## WORK INSTRUCTIONS
Your task is to filter the data below down to the lines holding "Price".

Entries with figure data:
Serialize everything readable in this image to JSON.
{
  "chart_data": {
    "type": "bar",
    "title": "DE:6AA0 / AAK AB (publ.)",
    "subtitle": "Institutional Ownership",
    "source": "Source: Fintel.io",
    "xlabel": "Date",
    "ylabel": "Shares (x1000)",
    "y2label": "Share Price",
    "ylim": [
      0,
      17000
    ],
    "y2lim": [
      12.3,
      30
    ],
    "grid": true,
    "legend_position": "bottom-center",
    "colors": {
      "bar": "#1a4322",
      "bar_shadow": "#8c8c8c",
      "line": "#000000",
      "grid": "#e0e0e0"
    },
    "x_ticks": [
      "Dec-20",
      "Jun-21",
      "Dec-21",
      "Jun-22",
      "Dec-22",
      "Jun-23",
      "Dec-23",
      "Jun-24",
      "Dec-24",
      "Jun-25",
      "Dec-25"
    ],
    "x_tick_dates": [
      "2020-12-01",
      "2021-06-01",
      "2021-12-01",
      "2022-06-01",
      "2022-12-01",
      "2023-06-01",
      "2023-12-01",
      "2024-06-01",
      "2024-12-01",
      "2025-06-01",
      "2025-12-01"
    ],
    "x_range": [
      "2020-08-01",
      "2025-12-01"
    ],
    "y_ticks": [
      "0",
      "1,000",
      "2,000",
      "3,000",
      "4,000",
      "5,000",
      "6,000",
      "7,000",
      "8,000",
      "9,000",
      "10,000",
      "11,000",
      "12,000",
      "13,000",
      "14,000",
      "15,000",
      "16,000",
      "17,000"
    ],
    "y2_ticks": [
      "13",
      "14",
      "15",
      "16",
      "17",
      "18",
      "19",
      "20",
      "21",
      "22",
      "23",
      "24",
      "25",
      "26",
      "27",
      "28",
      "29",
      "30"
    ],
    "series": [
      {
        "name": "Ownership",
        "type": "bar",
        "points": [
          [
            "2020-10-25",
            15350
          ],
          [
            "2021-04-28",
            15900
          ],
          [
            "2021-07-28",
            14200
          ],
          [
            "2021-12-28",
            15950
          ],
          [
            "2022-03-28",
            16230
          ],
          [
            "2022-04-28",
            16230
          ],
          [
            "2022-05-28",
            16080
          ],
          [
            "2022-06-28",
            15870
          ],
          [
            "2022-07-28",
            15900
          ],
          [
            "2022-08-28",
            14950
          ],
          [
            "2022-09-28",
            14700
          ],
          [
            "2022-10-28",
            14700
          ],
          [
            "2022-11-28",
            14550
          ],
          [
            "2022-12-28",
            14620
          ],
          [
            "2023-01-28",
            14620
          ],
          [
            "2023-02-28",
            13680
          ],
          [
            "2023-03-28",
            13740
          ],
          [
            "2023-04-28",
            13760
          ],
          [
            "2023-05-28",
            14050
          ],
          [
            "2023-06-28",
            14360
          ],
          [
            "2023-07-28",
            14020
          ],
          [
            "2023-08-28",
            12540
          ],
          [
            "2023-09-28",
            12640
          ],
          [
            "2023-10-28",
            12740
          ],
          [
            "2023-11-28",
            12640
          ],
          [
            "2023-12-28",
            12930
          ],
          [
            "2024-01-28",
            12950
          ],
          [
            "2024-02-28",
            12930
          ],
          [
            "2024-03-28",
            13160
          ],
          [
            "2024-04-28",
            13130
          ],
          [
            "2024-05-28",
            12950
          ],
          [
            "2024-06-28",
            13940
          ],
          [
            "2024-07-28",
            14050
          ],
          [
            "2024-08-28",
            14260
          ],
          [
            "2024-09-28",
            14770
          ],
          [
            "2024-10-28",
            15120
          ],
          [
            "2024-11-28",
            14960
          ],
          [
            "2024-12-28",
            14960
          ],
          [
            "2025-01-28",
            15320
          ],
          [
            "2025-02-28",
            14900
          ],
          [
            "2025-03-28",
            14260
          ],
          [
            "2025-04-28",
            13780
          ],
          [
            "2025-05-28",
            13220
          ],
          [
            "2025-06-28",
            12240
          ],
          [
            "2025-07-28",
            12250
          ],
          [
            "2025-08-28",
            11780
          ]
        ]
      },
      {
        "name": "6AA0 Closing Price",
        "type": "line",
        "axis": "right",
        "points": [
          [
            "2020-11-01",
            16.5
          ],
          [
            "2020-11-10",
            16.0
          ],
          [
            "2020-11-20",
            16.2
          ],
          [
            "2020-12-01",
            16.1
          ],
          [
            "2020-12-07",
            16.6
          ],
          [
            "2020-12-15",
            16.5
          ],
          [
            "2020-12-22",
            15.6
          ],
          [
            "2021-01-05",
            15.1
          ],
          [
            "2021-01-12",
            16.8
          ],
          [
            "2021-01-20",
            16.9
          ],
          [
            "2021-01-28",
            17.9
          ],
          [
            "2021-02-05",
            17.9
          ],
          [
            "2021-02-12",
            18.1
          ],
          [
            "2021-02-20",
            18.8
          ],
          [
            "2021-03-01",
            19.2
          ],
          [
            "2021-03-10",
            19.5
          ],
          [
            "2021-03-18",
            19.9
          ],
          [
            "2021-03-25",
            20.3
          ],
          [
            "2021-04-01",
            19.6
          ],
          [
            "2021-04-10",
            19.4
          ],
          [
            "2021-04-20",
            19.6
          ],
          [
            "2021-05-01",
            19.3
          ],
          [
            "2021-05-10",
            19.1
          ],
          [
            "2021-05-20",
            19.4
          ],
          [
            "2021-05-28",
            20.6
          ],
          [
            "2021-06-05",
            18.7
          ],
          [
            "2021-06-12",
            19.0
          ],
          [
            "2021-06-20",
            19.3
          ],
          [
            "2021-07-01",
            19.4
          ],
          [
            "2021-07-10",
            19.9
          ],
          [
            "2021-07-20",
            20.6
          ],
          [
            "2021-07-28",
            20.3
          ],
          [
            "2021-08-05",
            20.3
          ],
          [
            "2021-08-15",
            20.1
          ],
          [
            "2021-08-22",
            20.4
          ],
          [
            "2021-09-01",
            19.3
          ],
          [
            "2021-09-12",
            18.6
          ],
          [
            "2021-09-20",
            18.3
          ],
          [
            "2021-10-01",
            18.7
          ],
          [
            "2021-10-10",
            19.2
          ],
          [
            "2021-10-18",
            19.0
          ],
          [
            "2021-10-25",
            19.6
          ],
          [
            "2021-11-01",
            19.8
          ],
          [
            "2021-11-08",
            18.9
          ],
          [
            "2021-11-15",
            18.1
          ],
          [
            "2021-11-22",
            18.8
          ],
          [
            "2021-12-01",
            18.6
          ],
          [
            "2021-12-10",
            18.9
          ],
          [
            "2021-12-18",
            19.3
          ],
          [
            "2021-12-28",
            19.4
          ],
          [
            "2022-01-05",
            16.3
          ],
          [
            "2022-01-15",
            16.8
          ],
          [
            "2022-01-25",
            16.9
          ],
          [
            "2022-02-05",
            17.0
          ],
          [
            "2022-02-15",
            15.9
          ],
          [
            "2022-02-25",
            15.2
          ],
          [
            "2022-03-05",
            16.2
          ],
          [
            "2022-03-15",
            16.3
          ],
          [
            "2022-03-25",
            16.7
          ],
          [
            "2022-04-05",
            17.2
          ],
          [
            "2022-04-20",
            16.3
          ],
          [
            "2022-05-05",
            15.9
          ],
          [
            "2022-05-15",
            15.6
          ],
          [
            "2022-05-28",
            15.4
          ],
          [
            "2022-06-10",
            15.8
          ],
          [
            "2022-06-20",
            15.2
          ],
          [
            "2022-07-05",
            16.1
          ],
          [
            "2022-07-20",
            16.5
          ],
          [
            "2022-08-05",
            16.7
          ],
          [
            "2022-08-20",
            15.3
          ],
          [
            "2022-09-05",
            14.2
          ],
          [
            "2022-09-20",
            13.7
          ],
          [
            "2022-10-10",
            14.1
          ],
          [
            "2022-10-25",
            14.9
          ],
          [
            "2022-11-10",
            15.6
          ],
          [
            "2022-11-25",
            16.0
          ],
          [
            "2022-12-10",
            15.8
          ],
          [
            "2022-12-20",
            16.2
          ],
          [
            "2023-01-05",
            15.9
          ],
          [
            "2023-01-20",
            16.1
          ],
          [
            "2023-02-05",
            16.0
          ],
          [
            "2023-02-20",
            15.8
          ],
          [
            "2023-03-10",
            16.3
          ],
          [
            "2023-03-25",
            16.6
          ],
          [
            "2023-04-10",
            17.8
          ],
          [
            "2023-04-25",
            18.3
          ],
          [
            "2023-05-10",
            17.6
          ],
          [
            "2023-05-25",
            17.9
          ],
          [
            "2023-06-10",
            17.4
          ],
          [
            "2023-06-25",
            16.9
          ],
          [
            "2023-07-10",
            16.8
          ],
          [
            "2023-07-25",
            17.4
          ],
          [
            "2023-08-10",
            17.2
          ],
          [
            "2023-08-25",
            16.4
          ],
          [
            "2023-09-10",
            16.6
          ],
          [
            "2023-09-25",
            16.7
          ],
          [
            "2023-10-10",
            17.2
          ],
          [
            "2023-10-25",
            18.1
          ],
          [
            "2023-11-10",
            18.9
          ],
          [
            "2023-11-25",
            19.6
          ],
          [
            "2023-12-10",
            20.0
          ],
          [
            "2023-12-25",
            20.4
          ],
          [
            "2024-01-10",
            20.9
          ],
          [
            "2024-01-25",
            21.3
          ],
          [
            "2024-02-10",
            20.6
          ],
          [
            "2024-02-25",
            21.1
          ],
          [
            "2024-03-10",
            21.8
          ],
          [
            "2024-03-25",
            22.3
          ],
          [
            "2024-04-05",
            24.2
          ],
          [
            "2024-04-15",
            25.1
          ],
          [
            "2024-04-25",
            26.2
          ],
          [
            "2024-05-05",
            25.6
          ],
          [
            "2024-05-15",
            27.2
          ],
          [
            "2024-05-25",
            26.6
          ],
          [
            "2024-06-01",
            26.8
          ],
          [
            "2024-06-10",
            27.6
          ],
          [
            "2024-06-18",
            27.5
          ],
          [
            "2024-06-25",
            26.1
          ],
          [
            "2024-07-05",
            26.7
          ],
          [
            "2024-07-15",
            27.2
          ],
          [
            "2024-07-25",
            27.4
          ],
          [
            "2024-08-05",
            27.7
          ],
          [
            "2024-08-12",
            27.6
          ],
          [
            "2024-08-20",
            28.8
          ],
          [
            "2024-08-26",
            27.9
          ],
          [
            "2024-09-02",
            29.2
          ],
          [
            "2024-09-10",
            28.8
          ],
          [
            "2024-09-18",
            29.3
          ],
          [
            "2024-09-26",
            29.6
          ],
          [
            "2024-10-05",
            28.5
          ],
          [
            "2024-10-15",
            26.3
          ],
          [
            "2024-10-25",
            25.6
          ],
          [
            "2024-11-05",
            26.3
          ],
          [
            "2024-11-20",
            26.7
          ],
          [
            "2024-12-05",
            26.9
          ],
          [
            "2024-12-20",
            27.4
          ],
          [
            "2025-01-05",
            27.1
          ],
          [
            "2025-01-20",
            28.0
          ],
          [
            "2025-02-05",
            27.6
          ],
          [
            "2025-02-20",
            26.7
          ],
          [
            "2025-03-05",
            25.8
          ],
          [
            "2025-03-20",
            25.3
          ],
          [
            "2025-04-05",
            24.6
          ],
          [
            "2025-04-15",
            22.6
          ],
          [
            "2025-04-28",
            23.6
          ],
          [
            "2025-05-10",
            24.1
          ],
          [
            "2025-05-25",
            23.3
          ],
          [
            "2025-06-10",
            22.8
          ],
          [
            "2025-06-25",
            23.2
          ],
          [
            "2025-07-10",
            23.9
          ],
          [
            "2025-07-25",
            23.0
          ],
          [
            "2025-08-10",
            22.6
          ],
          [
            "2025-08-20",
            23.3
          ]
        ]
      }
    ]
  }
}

## RESPONSE TO THE EXERCISE
    "y2label": "Share Price",
        "name": "6AA0 Closing Price",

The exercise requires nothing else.